### WHAT THE EXERCISE ASKS
Every line in the following data that has "cells" counts toward the total; state that total alone.

### DATASET RECORDS
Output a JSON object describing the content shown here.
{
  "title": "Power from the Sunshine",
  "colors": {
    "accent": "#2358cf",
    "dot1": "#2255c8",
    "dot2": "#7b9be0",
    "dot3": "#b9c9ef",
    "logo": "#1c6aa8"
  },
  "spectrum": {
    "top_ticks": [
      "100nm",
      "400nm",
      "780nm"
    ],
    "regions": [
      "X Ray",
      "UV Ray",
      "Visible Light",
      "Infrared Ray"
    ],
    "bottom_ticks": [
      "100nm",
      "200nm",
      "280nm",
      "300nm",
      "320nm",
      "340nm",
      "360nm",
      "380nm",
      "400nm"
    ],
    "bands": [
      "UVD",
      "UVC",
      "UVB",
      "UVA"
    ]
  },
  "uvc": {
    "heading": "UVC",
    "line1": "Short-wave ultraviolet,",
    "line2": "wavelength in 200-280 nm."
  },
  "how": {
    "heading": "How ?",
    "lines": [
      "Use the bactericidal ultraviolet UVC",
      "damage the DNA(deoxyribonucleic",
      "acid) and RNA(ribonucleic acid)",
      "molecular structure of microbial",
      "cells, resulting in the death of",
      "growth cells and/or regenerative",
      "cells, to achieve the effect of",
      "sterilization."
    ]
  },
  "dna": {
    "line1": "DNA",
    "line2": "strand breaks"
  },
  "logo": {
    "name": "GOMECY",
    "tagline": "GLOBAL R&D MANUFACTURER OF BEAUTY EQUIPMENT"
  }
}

### ANSWER FOR THE TASK
3